### Task directions
Within the listing below, locate all lines containing the word "далее". Copy each one.

══════

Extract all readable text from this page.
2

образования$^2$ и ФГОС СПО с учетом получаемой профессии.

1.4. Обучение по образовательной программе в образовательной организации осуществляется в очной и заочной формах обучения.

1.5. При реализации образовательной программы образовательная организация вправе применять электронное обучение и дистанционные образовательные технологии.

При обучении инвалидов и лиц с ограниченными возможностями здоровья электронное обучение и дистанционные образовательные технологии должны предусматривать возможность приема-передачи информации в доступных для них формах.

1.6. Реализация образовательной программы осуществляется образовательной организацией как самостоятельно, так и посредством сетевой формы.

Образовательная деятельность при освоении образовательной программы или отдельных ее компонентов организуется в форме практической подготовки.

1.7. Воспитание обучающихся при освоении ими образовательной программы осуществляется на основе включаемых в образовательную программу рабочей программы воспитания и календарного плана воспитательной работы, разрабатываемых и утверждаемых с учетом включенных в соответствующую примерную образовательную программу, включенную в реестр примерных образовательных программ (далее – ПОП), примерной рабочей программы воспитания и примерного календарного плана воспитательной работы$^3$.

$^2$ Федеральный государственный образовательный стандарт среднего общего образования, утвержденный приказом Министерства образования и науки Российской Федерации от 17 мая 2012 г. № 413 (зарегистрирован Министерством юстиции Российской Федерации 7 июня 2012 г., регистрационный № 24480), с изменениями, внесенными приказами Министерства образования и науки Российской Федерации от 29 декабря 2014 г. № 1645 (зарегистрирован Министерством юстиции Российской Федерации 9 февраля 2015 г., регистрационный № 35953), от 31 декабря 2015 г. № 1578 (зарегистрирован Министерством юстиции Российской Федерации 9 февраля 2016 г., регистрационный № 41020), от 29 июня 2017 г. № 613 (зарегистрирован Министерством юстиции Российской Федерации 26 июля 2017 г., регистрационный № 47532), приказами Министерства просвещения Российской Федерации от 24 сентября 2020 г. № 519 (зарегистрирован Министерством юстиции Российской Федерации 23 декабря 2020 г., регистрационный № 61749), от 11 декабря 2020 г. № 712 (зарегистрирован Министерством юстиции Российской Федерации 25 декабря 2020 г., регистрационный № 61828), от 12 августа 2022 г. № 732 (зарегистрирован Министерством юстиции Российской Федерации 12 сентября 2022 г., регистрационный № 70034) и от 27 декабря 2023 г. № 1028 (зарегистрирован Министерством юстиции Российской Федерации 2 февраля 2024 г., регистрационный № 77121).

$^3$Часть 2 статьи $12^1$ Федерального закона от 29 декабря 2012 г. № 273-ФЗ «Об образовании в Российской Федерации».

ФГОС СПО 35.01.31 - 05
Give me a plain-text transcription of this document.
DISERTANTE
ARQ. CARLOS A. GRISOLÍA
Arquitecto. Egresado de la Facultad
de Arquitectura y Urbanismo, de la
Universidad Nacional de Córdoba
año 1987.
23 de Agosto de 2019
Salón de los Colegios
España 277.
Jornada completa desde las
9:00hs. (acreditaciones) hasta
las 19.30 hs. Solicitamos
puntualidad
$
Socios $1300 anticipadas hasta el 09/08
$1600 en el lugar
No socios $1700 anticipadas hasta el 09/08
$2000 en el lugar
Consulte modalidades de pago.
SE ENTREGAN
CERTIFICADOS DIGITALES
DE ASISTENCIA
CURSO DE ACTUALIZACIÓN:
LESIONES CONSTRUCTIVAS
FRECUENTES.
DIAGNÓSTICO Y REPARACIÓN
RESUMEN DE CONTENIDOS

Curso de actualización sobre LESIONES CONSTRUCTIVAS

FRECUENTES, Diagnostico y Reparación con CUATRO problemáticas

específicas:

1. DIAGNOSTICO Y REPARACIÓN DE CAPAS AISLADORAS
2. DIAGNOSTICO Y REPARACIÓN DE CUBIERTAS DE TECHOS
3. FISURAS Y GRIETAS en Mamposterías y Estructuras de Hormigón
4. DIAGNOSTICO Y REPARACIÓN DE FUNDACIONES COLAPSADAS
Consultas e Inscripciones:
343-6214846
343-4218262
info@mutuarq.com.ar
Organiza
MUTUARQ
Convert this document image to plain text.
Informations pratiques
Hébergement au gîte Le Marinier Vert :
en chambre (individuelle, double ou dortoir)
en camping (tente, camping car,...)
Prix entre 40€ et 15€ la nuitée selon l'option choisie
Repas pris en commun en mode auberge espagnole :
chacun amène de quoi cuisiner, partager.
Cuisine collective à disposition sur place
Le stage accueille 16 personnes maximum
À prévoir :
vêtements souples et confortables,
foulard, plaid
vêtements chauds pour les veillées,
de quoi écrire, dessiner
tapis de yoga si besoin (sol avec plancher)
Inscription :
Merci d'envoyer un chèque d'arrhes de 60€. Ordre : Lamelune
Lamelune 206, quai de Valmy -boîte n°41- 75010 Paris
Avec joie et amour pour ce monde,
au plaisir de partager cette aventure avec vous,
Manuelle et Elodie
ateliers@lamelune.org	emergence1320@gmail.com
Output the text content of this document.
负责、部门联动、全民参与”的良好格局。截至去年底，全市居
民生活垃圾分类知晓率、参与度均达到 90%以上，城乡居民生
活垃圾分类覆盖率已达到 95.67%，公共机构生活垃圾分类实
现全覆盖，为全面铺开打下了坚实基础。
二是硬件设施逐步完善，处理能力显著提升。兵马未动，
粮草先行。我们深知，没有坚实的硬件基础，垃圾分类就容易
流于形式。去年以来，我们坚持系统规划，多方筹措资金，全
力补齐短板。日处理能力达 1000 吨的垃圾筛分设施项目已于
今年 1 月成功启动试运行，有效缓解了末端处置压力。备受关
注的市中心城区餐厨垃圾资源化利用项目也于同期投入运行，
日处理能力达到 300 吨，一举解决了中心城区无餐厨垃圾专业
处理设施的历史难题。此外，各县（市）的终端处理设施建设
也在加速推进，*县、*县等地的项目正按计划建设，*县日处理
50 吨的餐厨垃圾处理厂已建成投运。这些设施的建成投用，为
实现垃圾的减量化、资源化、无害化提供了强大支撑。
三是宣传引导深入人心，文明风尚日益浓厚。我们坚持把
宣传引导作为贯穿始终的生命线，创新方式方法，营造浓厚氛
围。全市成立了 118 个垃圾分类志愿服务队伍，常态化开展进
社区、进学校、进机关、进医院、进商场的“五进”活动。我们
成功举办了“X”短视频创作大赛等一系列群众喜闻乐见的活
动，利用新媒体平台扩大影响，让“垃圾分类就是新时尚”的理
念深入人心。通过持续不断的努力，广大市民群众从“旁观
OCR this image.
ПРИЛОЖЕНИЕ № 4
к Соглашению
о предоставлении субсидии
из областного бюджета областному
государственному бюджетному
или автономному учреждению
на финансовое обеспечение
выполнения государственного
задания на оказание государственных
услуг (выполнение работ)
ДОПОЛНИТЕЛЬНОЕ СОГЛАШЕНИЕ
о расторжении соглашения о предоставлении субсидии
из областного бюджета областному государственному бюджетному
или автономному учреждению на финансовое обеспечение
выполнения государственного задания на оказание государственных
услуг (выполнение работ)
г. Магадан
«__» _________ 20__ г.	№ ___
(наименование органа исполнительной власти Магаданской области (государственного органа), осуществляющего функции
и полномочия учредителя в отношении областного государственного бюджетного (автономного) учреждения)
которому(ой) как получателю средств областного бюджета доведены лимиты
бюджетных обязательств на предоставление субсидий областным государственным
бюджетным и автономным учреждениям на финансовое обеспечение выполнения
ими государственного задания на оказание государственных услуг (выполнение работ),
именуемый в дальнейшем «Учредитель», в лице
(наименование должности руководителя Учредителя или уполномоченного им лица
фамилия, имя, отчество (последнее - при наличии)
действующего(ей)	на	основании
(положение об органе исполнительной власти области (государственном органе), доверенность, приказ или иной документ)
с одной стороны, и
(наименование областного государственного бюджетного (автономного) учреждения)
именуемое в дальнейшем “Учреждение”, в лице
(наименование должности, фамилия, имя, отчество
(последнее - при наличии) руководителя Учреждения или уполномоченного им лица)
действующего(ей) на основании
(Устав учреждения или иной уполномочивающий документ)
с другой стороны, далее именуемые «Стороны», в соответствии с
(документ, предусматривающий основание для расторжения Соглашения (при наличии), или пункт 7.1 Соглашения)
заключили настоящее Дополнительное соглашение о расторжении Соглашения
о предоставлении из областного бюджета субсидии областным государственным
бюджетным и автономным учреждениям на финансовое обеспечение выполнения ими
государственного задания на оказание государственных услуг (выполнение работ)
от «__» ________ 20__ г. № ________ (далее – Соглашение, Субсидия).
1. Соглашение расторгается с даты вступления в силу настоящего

══════

### Solution below
1.7. Воспитание обучающихся при освоении ими образовательной программы осуществляется на основе включаемых в образовательную программу рабочей программы воспитания и календарного плана воспитательной работы, разрабатываемых и утверждаемых с учетом включенных в соответствующую примерную образовательную программу, включенную в реестр примерных образовательных программ (далее – ПОП), примерной рабочей программы воспитания и примерного календарного плана воспитательной работы$^3$.
с другой стороны, далее именуемые «Стороны», в соответствии с
от «__» ________ 20__ г. № ________ (далее – Соглашение, Субсидия).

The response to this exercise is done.